Input rows:
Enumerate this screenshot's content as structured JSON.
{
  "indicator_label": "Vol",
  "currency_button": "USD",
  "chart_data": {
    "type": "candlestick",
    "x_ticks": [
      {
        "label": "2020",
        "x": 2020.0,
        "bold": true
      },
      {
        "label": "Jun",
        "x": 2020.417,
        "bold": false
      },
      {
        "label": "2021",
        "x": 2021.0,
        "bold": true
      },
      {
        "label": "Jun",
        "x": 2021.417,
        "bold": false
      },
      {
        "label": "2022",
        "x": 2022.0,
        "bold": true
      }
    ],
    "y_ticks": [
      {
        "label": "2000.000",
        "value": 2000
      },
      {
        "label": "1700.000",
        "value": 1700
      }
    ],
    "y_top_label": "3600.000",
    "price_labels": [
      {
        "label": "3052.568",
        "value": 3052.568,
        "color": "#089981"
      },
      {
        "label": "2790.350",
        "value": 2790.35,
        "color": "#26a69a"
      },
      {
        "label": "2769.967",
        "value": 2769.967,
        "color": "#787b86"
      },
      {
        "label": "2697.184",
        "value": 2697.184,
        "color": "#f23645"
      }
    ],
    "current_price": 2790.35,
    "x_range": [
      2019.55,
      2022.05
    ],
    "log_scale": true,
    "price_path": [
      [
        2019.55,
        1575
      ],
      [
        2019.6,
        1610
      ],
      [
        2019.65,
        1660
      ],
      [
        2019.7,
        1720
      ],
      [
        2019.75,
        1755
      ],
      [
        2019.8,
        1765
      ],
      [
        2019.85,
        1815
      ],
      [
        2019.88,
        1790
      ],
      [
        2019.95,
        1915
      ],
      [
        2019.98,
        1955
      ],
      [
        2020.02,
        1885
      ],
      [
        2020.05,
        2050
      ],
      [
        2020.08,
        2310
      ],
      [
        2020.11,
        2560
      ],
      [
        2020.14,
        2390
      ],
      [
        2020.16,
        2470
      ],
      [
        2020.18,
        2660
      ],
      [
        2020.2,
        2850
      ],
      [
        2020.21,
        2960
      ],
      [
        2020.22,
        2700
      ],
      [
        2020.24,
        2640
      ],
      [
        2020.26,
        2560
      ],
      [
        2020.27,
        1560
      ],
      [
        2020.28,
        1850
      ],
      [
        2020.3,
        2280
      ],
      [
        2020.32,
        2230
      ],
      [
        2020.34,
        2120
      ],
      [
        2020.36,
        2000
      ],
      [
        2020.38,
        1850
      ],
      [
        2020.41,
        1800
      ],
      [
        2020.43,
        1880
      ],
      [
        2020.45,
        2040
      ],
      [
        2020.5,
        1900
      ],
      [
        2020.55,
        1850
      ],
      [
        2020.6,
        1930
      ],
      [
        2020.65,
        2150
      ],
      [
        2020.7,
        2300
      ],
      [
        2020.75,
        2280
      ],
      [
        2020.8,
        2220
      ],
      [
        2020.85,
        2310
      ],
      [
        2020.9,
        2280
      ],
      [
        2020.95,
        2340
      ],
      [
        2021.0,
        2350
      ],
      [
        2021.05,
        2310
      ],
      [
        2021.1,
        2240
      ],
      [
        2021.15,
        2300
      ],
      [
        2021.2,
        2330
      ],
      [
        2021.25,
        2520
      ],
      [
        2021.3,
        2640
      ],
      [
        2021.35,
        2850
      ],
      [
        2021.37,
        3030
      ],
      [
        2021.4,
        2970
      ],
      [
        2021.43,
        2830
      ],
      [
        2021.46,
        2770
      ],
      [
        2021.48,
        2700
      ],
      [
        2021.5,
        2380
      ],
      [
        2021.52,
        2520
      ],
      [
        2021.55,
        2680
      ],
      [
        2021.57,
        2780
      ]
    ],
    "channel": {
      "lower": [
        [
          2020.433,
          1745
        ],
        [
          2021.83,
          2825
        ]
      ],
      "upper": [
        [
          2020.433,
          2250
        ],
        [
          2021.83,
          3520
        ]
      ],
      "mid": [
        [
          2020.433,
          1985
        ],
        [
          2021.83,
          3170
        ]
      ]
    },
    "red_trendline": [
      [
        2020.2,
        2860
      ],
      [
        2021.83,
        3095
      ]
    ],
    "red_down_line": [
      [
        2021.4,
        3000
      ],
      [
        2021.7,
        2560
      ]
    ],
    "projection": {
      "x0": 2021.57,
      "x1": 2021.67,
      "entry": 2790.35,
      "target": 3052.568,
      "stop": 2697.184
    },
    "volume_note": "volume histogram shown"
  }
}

Exercise description: Go through the listing and copy all of it exactly.

The solution:
Enumerate this screenshot's content as structured JSON.
{
  "indicator_label": "Vol",
  "currency_button": "USD",
  "chart_data": {
    "type": "candlestick",
    "x_ticks": [
      {
        "label": "2020",
        "x": 2020.0,
        "bold": true
      },
      {
        "label": "Jun",
        "x": 2020.417,
        "bold": false
      },
      {
        "label": "2021",
        "x": 2021.0,
        "bold": true
      },
      {
        "label": "Jun",
        "x": 2021.417,
        "bold": false
      },
      {
        "label": "2022",
        "x": 2022.0,
        "bold": true
      }
    ],
    "y_ticks": [
      {
        "label": "2000.000",
        "value": 2000
      },
      {
        "label": "1700.000",
        "value": 1700
      }
    ],
    "y_top_label": "3600.000",
    "price_labels": [
      {
        "label": "3052.568",
        "value": 3052.568,
        "color": "#089981"
      },
      {
        "label": "2790.350",
        "value": 2790.35,
        "color": "#26a69a"
      },
      {
        "label": "2769.967",
        "value": 2769.967,
        "color": "#787b86"
      },
      {
        "label": "2697.184",
        "value": 2697.184,
        "color": "#f23645"
      }
    ],
    "current_price": 2790.35,
    "x_range": [
      2019.55,
      2022.05
    ],
    "log_scale": true,
    "price_path": [
      [
        2019.55,
        1575
      ],
      [
        2019.6,
        1610
      ],
      [
        2019.65,
        1660
      ],
      [
        2019.7,
        1720
      ],
      [
        2019.75,
        1755
      ],
      [
        2019.8,
        1765
      ],
      [
        2019.85,
        1815
      ],
      [
        2019.88,
        1790
      ],
      [
        2019.95,
        1915
      ],
      [
        2019.98,
        1955
      ],
      [
        2020.02,
        1885
      ],
      [
        2020.05,
        2050
      ],
      [
        2020.08,
        2310
      ],
      [
        2020.11,
        2560
      ],
      [
        2020.14,
        2390
      ],
      [
        2020.16,
        2470
      ],
      [
        2020.18,
        2660
      ],
      [
        2020.2,
        2850
      ],
      [
        2020.21,
        2960
      ],
      [
        2020.22,
        2700
      ],
      [
        2020.24,
        2640
      ],
      [
        2020.26,
        2560
      ],
      [
        2020.27,
        1560
      ],
      [
        2020.28,
        1850
      ],
      [
        2020.3,
        2280
      ],
      [
        2020.32,
        2230
      ],
      [
        2020.34,
        2120
      ],
      [
        2020.36,
        2000
      ],
      [
        2020.38,
        1850
      ],
      [
        2020.41,
        1800
      ],
      [
        2020.43,
        1880
      ],
      [
        2020.45,
        2040
      ],
      [
        2020.5,
        1900
      ],
      [
        2020.55,
        1850
      ],
      [
        2020.6,
        1930
      ],
      [
        2020.65,
        2150
      ],
      [
        2020.7,
        2300
      ],
      [
        2020.75,
        2280
      ],
      [
        2020.8,
        2220
      ],
      [
        2020.85,
        2310
      ],
      [
        2020.9,
        2280
      ],
      [
        2020.95,
        2340
      ],
      [
        2021.0,
        2350
      ],
      [
        2021.05,
        2310
      ],
      [
        2021.1,
        2240
      ],
      [
        2021.15,
        2300
      ],
      [
        2021.2,
        2330
      ],
      [
        2021.25,
        2520
      ],
      [
        2021.3,
        2640
      ],
      [
        2021.35,
        2850
      ],
      [
        2021.37,
        3030
      ],
      [
        2021.4,
        2970
      ],
      [
        2021.43,
        2830
      ],
      [
        2021.46,
        2770
      ],
      [
        2021.48,
        2700
      ],
      [
        2021.5,
        2380
      ],
      [
        2021.52,
        2520
      ],
      [
        2021.55,
        2680
      ],
      [
        2021.57,
        2780
      ]
    ],
    "channel": {
      "lower": [
        [
          2020.433,
          1745
        ],
        [
          2021.83,
          2825
        ]
      ],
      "upper": [
        [
          2020.433,
          2250
        ],
        [
          2021.83,
          3520
        ]
      ],
      "mid": [
        [
          2020.433,
          1985
        ],
        [
          2021.83,
          3170
        ]
      ]
    },
    "red_trendline": [
      [
        2020.2,
        2860
      ],
      [
        2021.83,
        3095
      ]
    ],
    "red_down_line": [
      [
        2021.4,
        3000
      ],
      [
        2021.7,
        2560
      ]
    ],
    "projection": {
      "x0": 2021.57,
      "x1": 2021.67,
      "entry": 2790.35,
      "target": 3052.568,
      "stop": 2697.184
    },
    "volume_note": "volume histogram shown"
  }
}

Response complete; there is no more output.